[EXCERPTED RECORDS]:
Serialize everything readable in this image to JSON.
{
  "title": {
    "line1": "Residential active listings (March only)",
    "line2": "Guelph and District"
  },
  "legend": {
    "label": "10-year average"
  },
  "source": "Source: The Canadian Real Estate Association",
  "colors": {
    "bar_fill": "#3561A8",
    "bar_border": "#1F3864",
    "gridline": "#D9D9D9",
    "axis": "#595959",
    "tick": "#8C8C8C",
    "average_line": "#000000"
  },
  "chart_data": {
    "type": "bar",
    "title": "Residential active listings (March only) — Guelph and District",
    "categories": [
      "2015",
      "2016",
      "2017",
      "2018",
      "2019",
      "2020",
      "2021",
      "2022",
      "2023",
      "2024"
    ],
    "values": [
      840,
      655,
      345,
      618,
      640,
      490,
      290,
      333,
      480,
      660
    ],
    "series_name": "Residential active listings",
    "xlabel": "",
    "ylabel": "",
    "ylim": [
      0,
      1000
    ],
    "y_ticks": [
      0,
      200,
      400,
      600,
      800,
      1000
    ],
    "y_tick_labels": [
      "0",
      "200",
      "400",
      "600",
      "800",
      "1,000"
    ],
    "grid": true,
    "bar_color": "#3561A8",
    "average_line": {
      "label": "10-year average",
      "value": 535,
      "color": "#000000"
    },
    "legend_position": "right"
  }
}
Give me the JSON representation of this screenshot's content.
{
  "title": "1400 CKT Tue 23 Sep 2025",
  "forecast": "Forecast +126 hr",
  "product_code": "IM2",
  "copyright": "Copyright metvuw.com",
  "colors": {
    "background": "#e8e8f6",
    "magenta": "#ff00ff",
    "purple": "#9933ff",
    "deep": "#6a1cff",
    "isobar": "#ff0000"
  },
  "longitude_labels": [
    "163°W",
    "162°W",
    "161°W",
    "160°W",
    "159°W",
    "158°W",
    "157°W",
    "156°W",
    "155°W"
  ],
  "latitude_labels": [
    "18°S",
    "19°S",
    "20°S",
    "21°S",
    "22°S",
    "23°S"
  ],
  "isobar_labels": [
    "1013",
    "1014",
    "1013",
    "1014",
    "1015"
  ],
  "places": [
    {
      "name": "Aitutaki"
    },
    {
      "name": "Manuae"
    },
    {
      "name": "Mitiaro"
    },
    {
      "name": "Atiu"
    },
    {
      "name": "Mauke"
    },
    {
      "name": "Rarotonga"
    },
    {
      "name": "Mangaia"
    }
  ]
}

[EXERCISE TASK]: Please restate the data word for word, every record included.

[COMPLETE RESPONSE]:
Serialize everything readable in this image to JSON.
{
  "title": {
    "line1": "Residential active listings (March only)",
    "line2": "Guelph and District"
  },
  "legend": {
    "label": "10-year average"
  },
  "source": "Source: The Canadian Real Estate Association",
  "colors": {
    "bar_fill": "#3561A8",
    "bar_border": "#1F3864",
    "gridline": "#D9D9D9",
    "axis": "#595959",
    "tick": "#8C8C8C",
    "average_line": "#000000"
  },
  "chart_data": {
    "type": "bar",
    "title": "Residential active listings (March only) — Guelph and District",
    "categories": [
      "2015",
      "2016",
      "2017",
      "2018",
      "2019",
      "2020",
      "2021",
      "2022",
      "2023",
      "2024"
    ],
    "values": [
      840,
      655,
      345,
      618,
      640,
      490,
      290,
      333,
      480,
      660
    ],
    "series_name": "Residential active listings",
    "xlabel": "",
    "ylabel": "",
    "ylim": [
      0,
      1000
    ],
    "y_ticks": [
      0,
      200,
      400,
      600,
      800,
      1000
    ],
    "y_tick_labels": [
      "0",
      "200",
      "400",
      "600",
      "800",
      "1,000"
    ],
    "grid": true,
    "bar_color": "#3561A8",
    "average_line": {
      "label": "10-year average",
      "value": 535,
      "color": "#000000"
    },
    "legend_position": "right"
  }
}
Give me the JSON representation of this screenshot's content.
{
  "title": "1400 CKT Tue 23 Sep 2025",
  "forecast": "Forecast +126 hr",
  "product_code": "IM2",
  "copyright": "Copyright metvuw.com",
  "colors": {
    "background": "#e8e8f6",
    "magenta": "#ff00ff",
    "purple": "#9933ff",
    "deep": "#6a1cff",
    "isobar": "#ff0000"
  },
  "longitude_labels": [
    "163°W",
    "162°W",
    "161°W",
    "160°W",
    "159°W",
    "158°W",
    "157°W",
    "156°W",
    "155°W"
  ],
  "latitude_labels": [
    "18°S",
    "19°S",
    "20°S",
    "21°S",
    "22°S",
    "23°S"
  ],
  "isobar_labels": [
    "1013",
    "1014",
    "1013",
    "1014",
    "1015"
  ],
  "places": [
    {
      "name": "Aitutaki"
    },
    {
      "name": "Manuae"
    },
    {
      "name": "Mitiaro"
    },
    {
      "name": "Atiu"
    },
    {
      "name": "Mauke"
    },
    {
      "name": "Rarotonga"
    },
    {
      "name": "Mangaia"
    }
  ]
}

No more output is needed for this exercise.